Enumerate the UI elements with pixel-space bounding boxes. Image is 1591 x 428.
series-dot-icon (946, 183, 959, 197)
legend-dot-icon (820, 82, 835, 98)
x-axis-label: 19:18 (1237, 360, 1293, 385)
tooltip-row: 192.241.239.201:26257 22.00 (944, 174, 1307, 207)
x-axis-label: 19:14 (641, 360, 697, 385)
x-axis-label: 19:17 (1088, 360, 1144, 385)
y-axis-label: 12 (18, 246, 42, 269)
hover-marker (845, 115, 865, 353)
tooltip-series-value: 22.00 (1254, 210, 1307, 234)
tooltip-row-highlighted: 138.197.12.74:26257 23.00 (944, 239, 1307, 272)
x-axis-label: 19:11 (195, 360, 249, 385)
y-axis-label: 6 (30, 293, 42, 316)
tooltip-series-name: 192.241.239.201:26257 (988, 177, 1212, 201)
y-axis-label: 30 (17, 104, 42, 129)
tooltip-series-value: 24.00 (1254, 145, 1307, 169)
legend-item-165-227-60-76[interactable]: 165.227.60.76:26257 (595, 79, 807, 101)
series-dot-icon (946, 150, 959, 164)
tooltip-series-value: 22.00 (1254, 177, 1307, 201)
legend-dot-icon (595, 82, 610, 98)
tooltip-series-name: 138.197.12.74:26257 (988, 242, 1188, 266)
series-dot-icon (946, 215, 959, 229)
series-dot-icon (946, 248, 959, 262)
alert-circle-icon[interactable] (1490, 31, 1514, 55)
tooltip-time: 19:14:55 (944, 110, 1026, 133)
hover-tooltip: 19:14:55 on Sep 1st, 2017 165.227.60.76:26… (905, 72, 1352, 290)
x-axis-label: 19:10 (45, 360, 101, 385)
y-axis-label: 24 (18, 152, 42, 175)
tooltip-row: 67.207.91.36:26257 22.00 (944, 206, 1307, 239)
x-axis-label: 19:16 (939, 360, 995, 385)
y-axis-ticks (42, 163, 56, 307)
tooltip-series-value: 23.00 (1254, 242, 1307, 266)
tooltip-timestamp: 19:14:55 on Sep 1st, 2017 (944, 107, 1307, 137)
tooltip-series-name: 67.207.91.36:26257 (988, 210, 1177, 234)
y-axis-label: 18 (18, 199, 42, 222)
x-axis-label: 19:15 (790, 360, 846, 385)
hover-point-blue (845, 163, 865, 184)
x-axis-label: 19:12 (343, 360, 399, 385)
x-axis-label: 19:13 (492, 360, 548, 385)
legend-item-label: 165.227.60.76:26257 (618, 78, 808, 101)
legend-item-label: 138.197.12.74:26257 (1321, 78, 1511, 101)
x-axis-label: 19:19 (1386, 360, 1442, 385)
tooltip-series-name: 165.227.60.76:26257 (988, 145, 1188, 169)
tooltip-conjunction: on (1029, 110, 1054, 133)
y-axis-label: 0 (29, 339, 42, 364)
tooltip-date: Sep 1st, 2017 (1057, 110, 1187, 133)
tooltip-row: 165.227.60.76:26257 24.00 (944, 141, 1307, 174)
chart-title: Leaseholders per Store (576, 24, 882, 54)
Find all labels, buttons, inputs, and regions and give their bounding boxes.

---*---

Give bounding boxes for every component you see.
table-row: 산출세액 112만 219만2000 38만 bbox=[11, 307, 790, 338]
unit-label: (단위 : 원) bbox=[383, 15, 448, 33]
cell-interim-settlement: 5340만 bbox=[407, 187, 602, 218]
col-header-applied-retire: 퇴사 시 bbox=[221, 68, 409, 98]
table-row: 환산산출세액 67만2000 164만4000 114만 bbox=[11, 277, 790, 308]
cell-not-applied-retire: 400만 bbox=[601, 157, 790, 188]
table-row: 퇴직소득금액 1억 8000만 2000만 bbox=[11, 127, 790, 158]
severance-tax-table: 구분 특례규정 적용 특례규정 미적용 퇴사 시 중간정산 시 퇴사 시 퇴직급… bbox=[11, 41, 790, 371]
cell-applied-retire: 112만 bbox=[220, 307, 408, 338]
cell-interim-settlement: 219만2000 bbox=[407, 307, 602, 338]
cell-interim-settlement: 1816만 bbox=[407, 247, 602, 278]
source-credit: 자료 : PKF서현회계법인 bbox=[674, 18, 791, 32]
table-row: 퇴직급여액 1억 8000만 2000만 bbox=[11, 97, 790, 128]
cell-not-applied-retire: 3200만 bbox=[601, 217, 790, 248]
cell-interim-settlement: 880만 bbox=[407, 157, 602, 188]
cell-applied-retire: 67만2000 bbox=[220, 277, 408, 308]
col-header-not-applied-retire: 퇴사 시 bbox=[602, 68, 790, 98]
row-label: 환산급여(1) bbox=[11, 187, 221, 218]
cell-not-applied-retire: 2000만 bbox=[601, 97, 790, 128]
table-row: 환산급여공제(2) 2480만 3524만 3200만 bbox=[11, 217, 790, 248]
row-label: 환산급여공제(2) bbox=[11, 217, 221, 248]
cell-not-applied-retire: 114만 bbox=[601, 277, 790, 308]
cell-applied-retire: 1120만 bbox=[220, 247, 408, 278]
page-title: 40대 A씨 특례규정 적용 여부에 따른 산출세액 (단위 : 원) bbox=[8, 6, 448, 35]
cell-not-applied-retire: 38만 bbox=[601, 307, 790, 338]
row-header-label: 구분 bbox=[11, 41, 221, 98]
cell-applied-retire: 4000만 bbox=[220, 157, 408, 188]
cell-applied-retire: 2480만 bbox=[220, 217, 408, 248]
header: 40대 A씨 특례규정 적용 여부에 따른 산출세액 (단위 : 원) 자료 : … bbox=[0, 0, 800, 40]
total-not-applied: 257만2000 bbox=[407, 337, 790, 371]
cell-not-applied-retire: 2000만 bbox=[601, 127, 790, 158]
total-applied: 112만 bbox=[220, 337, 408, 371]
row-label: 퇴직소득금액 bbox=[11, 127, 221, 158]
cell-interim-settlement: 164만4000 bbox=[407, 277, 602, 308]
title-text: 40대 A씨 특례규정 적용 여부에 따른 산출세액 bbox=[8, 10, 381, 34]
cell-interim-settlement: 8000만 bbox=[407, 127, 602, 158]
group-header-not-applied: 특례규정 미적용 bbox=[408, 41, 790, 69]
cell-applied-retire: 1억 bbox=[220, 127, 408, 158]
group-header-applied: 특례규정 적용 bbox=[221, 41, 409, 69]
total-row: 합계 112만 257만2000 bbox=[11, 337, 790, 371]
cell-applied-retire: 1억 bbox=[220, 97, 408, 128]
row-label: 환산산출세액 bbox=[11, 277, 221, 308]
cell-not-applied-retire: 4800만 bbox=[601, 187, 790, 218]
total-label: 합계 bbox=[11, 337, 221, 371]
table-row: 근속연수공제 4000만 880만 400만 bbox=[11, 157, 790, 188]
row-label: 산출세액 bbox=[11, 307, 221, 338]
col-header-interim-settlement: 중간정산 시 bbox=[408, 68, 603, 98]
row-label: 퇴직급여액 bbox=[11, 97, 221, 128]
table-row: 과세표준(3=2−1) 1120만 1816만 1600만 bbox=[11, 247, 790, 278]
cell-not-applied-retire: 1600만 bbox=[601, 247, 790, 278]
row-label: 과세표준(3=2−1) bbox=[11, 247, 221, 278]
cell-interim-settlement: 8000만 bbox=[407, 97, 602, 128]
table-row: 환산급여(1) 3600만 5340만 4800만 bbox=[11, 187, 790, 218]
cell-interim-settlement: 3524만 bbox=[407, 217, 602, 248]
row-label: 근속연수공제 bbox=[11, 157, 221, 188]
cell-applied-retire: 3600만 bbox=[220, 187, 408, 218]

---*---

| WHAT IS EXPECTED |
Write out every line of the records from the one containing "Enumerate the UI" down to the one containing "tooltip-series-name: 67.207.91.36:26257 (988, 210, 1177, 234)", with both of those lines included.

| THE RESPONSE |
Enumerate the UI elements with pixel-space bounding boxes. Image is 1591 x 428.
series-dot-icon (946, 183, 959, 197)
legend-dot-icon (820, 82, 835, 98)
x-axis-label: 19:18 (1237, 360, 1293, 385)
tooltip-row: 192.241.239.201:26257 22.00 (944, 174, 1307, 207)
x-axis-label: 19:14 (641, 360, 697, 385)
x-axis-label: 19:17 (1088, 360, 1144, 385)
y-axis-label: 12 (18, 246, 42, 269)
hover-marker (845, 115, 865, 353)
tooltip-series-value: 22.00 (1254, 210, 1307, 234)
tooltip-row-highlighted: 138.197.12.74:26257 23.00 (944, 239, 1307, 272)
x-axis-label: 19:11 (195, 360, 249, 385)
y-axis-label: 6 (30, 293, 42, 316)
tooltip-series-name: 192.241.239.201:26257 (988, 177, 1212, 201)
y-axis-label: 30 (17, 104, 42, 129)
tooltip-series-value: 24.00 (1254, 145, 1307, 169)
legend-item-165-227-60-76[interactable]: 165.227.60.76:26257 (595, 79, 807, 101)
series-dot-icon (946, 150, 959, 164)
tooltip-series-value: 22.00 (1254, 177, 1307, 201)
legend-dot-icon (595, 82, 610, 98)
tooltip-series-name: 138.197.12.74:26257 (988, 242, 1188, 266)
series-dot-icon (946, 215, 959, 229)
series-dot-icon (946, 248, 959, 262)
alert-circle-icon[interactable] (1490, 31, 1514, 55)
tooltip-time: 19:14:55 (944, 110, 1026, 133)
hover-tooltip: 19:14:55 on Sep 1st, 2017 165.227.60.76:26… (905, 72, 1352, 290)
x-axis-label: 19:10 (45, 360, 101, 385)
y-axis-label: 24 (18, 152, 42, 175)
tooltip-row: 67.207.91.36:26257 22.00 (944, 206, 1307, 239)
x-axis-label: 19:16 (939, 360, 995, 385)
y-axis-ticks (42, 163, 56, 307)
tooltip-series-value: 23.00 (1254, 242, 1307, 266)
tooltip-timestamp: 19:14:55 on Sep 1st, 2017 (944, 107, 1307, 137)
tooltip-series-name: 67.207.91.36:26257 (988, 210, 1177, 234)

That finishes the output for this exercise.